#### Material supplied ####

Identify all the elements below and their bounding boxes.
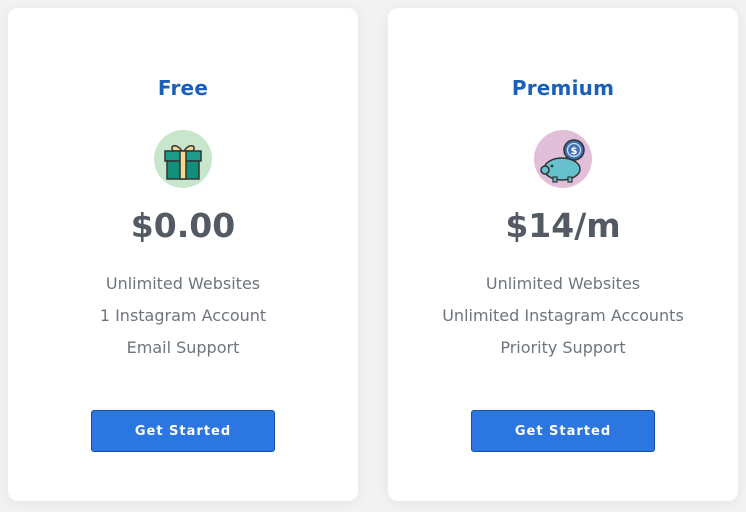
piggy-bank-icon: $	[533, 129, 593, 189]
get-started-button-premium[interactable]: Get Started	[471, 410, 655, 452]
feature-list: Unlimited Websites 1 Instagram Account E…	[8, 273, 358, 369]
plan-name: Premium	[511, 76, 615, 100]
feature-item: Unlimited Websites	[485, 274, 641, 293]
svg-text:$: $	[571, 146, 578, 157]
plan-name: Free	[157, 76, 209, 100]
feature-item: Email Support	[126, 338, 240, 357]
plan-price: $0.00	[130, 206, 236, 245]
feature-item: Unlimited Websites	[105, 274, 261, 293]
get-started-button-free[interactable]: Get Started	[91, 410, 275, 452]
feature-item: 1 Instagram Account	[99, 306, 267, 325]
feature-item: Priority Support	[500, 338, 626, 357]
feature-item: Unlimited Instagram Accounts	[442, 306, 684, 325]
feature-list: Unlimited Websites Unlimited Instagram A…	[388, 273, 738, 369]
plan-price: $14/m	[505, 206, 621, 245]
gift-icon	[153, 129, 213, 189]
pricing-card-free: Free $0.00 Unlimited Websites 1 Instagra…	[8, 8, 358, 501]
pricing-card-premium: Premium $ $14/m Unlimited Websites Unlim…	[388, 8, 738, 501]
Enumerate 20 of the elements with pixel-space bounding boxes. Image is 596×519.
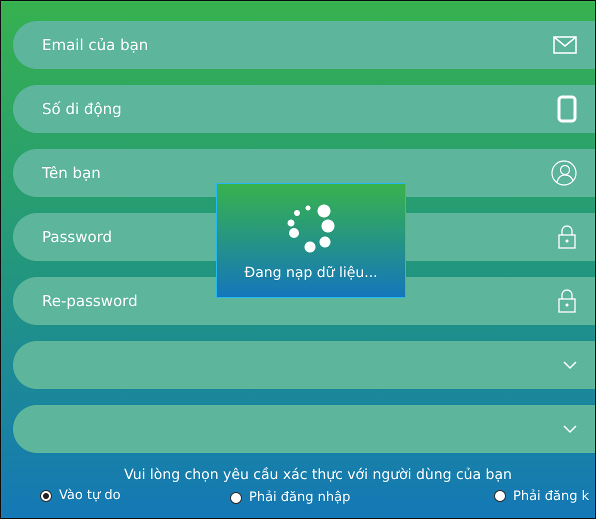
instruction-text: Vui lòng chọn yêu cầu xác thực với người dùng của bạn	[123, 467, 513, 483]
radio-option[interactable]: Vào tự do	[40, 486, 230, 505]
input-field[interactable]: Tên bạn	[13, 149, 595, 197]
dropdown-field[interactable]	[13, 405, 595, 453]
lock-icon	[557, 224, 577, 250]
user-icon	[551, 160, 577, 186]
phone-icon	[557, 95, 577, 123]
spinner-icon	[287, 204, 335, 254]
chevron-down-icon	[563, 424, 577, 434]
radio-button[interactable]	[230, 492, 242, 504]
chevron-down-icon	[563, 360, 577, 370]
radio-button[interactable]	[40, 490, 52, 502]
radio-option[interactable]: Phải đăng k	[494, 487, 594, 505]
radio-button[interactable]	[494, 490, 506, 502]
input-field[interactable]: Email của bạn	[13, 21, 595, 69]
radio-option[interactable]: Phải đăng nhập	[230, 490, 494, 505]
dropdown-field[interactable]	[13, 341, 595, 389]
input-field[interactable]: Số di động	[13, 85, 595, 133]
lock-icon	[557, 288, 577, 314]
envelope-icon	[553, 36, 577, 54]
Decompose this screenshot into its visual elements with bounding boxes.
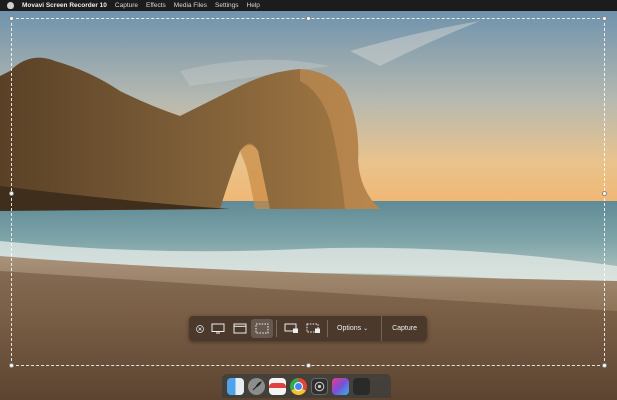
menu-capture[interactable]: Capture (115, 2, 138, 9)
chrome-icon[interactable] (290, 377, 307, 395)
resize-handle-top-right[interactable] (602, 16, 607, 21)
resize-handle-bottom-right[interactable] (602, 363, 607, 368)
area-capture-button[interactable] (251, 319, 273, 338)
capture-area-frame[interactable] (9, 16, 607, 368)
rocket-icon (252, 380, 262, 390)
selection-area-icon (255, 323, 269, 334)
window-icon (233, 323, 247, 334)
close-toolbar-button[interactable] (192, 319, 207, 338)
screen-preset-button[interactable] (280, 319, 302, 338)
screen-recorder-icon[interactable] (311, 377, 328, 395)
recorder-app-icon (314, 381, 325, 391)
area-preset-button[interactable] (302, 319, 324, 338)
empty-slot-icon[interactable] (353, 377, 370, 395)
toolbar-divider (276, 320, 277, 337)
menu-bar: Movavi Screen Recorder 10 Capture Effect… (0, 0, 617, 11)
finder-icon[interactable] (227, 377, 244, 395)
capture-button[interactable]: Capture (381, 316, 427, 341)
resize-handle-middle-right[interactable] (602, 191, 607, 196)
photo-app-icon[interactable] (332, 377, 349, 395)
launchpad-icon[interactable] (248, 377, 265, 395)
resize-handle-top-center[interactable] (306, 16, 311, 21)
resize-handle-bottom-center[interactable] (306, 363, 311, 368)
calendar-header-icon (269, 383, 286, 388)
options-dropdown[interactable]: Options ⌄ (331, 319, 374, 338)
menu-effects[interactable]: Effects (146, 2, 166, 9)
chrome-center-icon (294, 381, 303, 391)
capture-label: Capture (392, 325, 417, 332)
menu-help[interactable]: Help (247, 2, 260, 9)
chevron-down-icon: ⌄ (363, 326, 369, 332)
calendar-icon[interactable] (269, 377, 286, 395)
area-preset-icon (306, 323, 320, 333)
resize-handle-bottom-left[interactable] (9, 363, 14, 368)
menu-settings[interactable]: Settings (215, 2, 239, 9)
menu-app-name[interactable]: Movavi Screen Recorder 10 (22, 2, 107, 9)
monitor-icon (211, 323, 225, 334)
close-icon (195, 324, 204, 333)
screen-preset-icon (284, 323, 298, 333)
dock (222, 374, 391, 398)
options-label: Options (337, 325, 362, 332)
toolbar-divider (327, 320, 328, 337)
resize-handle-top-left[interactable] (9, 16, 14, 21)
menu-media-files[interactable]: Media Files (174, 2, 207, 9)
apple-icon[interactable] (7, 2, 14, 9)
window-capture-button[interactable] (229, 319, 251, 338)
fullscreen-capture-button[interactable] (207, 319, 229, 338)
capture-toolbar: Options ⌄ Capture (189, 316, 427, 341)
resize-handle-middle-left[interactable] (9, 191, 14, 196)
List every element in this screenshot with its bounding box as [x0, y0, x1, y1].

####

> Set exercise
Locate each line in the items above that contains the string "chevron", treating uppercase and lowercase as different, and copy every such line in full.

> Solution to this exercise
chevron-down-icon	[563, 424, 577, 434]
chevron-down-icon	[563, 360, 577, 370]
chevron-down-icon: ⌄ (363, 326, 369, 332)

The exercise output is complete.